● **Goal**
Gather every line below where "time" appears.

● **Material**
»»

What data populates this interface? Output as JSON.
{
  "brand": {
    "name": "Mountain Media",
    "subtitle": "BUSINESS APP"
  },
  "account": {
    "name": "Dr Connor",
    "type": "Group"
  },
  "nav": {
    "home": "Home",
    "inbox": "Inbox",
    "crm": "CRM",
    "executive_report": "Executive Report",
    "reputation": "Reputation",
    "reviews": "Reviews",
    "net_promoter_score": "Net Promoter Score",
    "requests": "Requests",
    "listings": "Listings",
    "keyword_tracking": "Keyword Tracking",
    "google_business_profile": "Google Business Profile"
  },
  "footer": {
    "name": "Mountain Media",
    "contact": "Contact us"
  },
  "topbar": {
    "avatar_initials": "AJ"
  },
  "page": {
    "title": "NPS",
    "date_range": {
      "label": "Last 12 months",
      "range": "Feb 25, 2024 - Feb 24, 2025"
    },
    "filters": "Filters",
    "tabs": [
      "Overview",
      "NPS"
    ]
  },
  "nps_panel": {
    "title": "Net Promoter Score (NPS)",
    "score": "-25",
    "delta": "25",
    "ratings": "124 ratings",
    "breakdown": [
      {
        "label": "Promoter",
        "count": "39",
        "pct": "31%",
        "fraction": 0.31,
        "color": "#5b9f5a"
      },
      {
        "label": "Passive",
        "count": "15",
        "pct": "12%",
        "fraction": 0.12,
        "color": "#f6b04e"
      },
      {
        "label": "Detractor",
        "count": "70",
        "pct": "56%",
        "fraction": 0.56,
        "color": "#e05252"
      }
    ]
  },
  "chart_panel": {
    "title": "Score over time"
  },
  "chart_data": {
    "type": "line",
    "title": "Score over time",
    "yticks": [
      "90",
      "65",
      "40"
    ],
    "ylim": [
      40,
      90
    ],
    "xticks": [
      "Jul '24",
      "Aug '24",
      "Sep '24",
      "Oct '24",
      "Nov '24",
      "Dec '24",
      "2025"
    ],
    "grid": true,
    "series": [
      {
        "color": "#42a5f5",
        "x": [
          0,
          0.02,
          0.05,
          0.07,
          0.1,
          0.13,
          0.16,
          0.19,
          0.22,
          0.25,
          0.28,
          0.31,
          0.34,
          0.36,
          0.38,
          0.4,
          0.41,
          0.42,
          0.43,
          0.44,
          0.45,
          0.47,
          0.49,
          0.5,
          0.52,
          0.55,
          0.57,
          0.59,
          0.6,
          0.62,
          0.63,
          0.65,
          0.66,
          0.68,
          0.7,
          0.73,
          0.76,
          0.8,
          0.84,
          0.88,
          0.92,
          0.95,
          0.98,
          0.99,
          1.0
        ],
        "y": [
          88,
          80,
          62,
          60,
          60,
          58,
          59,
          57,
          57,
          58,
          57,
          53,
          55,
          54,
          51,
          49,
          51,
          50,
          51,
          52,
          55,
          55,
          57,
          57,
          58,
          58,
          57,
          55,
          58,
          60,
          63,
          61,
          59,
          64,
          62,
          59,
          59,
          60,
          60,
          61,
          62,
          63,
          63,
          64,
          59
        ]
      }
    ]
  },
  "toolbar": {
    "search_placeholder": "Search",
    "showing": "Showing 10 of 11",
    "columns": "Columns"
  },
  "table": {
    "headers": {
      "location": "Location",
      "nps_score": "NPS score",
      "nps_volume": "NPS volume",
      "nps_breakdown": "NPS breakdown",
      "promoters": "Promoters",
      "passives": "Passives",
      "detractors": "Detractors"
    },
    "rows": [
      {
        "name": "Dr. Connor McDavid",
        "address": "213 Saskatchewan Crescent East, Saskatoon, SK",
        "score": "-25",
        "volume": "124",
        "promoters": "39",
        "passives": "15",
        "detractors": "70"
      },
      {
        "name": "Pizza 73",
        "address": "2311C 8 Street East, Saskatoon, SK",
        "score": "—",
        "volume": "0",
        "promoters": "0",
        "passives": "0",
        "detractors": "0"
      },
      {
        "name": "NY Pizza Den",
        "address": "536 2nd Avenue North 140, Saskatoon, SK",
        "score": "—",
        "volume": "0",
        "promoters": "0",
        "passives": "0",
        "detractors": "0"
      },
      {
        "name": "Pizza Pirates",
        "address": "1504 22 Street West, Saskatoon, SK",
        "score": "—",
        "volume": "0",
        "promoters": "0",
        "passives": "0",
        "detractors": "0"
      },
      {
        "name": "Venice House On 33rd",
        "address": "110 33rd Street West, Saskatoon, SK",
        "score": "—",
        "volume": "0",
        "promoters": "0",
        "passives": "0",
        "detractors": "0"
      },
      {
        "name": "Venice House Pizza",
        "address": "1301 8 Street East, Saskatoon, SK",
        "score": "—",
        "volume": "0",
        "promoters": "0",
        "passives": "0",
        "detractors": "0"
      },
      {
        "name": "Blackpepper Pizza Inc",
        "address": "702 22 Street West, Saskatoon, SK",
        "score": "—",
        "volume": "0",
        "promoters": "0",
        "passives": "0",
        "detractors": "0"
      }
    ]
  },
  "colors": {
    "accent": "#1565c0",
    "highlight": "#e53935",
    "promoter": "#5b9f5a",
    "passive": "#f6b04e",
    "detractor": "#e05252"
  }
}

««

● **Response**
    "title": "Score over time"
    "title": "Score over time",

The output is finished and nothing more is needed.